● **Set problem**:
Copy every line of the listing exactly.

● **Working data**:
◇ ◇ ◇ ◇ ◇

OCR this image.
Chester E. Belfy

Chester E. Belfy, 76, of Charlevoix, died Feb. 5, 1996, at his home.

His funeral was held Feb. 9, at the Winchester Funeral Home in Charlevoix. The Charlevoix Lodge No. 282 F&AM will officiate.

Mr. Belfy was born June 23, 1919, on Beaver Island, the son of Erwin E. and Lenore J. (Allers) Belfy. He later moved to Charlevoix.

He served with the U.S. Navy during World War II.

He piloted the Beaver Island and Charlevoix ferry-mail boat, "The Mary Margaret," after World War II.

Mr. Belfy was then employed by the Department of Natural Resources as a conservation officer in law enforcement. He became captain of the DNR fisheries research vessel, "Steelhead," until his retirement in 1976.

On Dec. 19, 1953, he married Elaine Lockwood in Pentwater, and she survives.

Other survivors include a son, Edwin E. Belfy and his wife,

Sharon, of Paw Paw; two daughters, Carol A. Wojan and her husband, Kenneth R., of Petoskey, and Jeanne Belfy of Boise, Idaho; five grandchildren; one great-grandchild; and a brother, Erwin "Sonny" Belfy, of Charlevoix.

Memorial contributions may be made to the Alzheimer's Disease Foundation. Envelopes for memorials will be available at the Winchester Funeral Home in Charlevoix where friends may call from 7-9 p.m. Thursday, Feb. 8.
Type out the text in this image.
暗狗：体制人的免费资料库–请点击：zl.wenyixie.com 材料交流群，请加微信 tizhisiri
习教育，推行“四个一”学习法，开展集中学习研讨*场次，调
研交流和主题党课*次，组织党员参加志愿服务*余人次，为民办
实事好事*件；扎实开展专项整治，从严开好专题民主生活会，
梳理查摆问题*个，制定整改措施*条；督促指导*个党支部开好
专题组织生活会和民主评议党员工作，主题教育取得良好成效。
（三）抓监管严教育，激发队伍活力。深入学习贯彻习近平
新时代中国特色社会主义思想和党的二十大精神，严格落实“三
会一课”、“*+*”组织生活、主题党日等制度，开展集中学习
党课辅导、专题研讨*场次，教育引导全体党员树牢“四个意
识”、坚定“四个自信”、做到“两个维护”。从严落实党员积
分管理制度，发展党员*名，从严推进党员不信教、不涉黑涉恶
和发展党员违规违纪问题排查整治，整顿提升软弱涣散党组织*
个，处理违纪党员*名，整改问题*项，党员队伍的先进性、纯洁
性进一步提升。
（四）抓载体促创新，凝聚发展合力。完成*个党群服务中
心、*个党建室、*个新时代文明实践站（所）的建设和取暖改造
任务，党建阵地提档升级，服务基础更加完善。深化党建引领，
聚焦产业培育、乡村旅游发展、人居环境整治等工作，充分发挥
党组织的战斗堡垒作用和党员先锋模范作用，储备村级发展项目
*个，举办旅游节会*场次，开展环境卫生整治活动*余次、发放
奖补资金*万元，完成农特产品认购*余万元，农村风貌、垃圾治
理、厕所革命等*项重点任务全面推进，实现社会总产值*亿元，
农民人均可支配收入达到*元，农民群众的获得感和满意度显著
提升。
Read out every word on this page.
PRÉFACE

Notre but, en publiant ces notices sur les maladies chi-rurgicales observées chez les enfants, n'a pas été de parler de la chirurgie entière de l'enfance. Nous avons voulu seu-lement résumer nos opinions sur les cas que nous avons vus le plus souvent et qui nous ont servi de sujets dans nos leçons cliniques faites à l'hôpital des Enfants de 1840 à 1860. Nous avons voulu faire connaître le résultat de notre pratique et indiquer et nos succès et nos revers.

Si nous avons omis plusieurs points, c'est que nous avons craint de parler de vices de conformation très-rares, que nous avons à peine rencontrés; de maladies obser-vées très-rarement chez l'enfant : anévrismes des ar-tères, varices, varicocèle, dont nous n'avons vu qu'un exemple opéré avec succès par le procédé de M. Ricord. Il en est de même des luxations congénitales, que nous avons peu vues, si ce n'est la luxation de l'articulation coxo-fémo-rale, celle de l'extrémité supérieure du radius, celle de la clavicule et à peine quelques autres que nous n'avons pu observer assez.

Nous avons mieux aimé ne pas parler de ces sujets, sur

◇ ◇ ◇ ◇ ◇

● **Finished task**:
OCR this image.
Chester E. Belfy

Chester E. Belfy, 76, of Charlevoix, died Feb. 5, 1996, at his home.

His funeral was held Feb. 9, at the Winchester Funeral Home in Charlevoix. The Charlevoix Lodge No. 282 F&AM will officiate.

Mr. Belfy was born June 23, 1919, on Beaver Island, the son of Erwin E. and Lenore J. (Allers) Belfy. He later moved to Charlevoix.

He served with the U.S. Navy during World War II.

He piloted the Beaver Island and Charlevoix ferry-mail boat, "The Mary Margaret," after World War II.

Mr. Belfy was then employed by the Department of Natural Resources as a conservation officer in law enforcement. He became captain of the DNR fisheries research vessel, "Steelhead," until his retirement in 1976.

On Dec. 19, 1953, he married Elaine Lockwood in Pentwater, and she survives.

Other survivors include a son, Edwin E. Belfy and his wife,

Sharon, of Paw Paw; two daughters, Carol A. Wojan and her husband, Kenneth R., of Petoskey, and Jeanne Belfy of Boise, Idaho; five grandchildren; one great-grandchild; and a brother, Erwin "Sonny" Belfy, of Charlevoix.

Memorial contributions may be made to the Alzheimer's Disease Foundation. Envelopes for memorials will be available at the Winchester Funeral Home in Charlevoix where friends may call from 7-9 p.m. Thursday, Feb. 8.
Type out the text in this image.
暗狗：体制人的免费资料库–请点击：zl.wenyixie.com 材料交流群，请加微信 tizhisiri
习教育，推行“四个一”学习法，开展集中学习研讨*场次，调
研交流和主题党课*次，组织党员参加志愿服务*余人次，为民办
实事好事*件；扎实开展专项整治，从严开好专题民主生活会，
梳理查摆问题*个，制定整改措施*条；督促指导*个党支部开好
专题组织生活会和民主评议党员工作，主题教育取得良好成效。
（三）抓监管严教育，激发队伍活力。深入学习贯彻习近平
新时代中国特色社会主义思想和党的二十大精神，严格落实“三
会一课”、“*+*”组织生活、主题党日等制度，开展集中学习
党课辅导、专题研讨*场次，教育引导全体党员树牢“四个意
识”、坚定“四个自信”、做到“两个维护”。从严落实党员积
分管理制度，发展党员*名，从严推进党员不信教、不涉黑涉恶
和发展党员违规违纪问题排查整治，整顿提升软弱涣散党组织*
个，处理违纪党员*名，整改问题*项，党员队伍的先进性、纯洁
性进一步提升。
（四）抓载体促创新，凝聚发展合力。完成*个党群服务中
心、*个党建室、*个新时代文明实践站（所）的建设和取暖改造
任务，党建阵地提档升级，服务基础更加完善。深化党建引领，
聚焦产业培育、乡村旅游发展、人居环境整治等工作，充分发挥
党组织的战斗堡垒作用和党员先锋模范作用，储备村级发展项目
*个，举办旅游节会*场次，开展环境卫生整治活动*余次、发放
奖补资金*万元，完成农特产品认购*余万元，农村风貌、垃圾治
理、厕所革命等*项重点任务全面推进，实现社会总产值*亿元，
农民人均可支配收入达到*元，农民群众的获得感和满意度显著
提升。
Read out every word on this page.
PRÉFACE

Notre but, en publiant ces notices sur les maladies chi-rurgicales observées chez les enfants, n'a pas été de parler de la chirurgie entière de l'enfance. Nous avons voulu seu-lement résumer nos opinions sur les cas que nous avons vus le plus souvent et qui nous ont servi de sujets dans nos leçons cliniques faites à l'hôpital des Enfants de 1840 à 1860. Nous avons voulu faire connaître le résultat de notre pratique et indiquer et nos succès et nos revers.

Si nous avons omis plusieurs points, c'est que nous avons craint de parler de vices de conformation très-rares, que nous avons à peine rencontrés; de maladies obser-vées très-rarement chez l'enfant : anévrismes des ar-tères, varices, varicocèle, dont nous n'avons vu qu'un exemple opéré avec succès par le procédé de M. Ricord. Il en est de même des luxations congénitales, que nous avons peu vues, si ce n'est la luxation de l'articulation coxo-fémo-rale, celle de l'extrémité supérieure du radius, celle de la clavicule et à peine quelques autres que nous n'avons pu observer assez.

Nous avons mieux aimé ne pas parler de ces sujets, sur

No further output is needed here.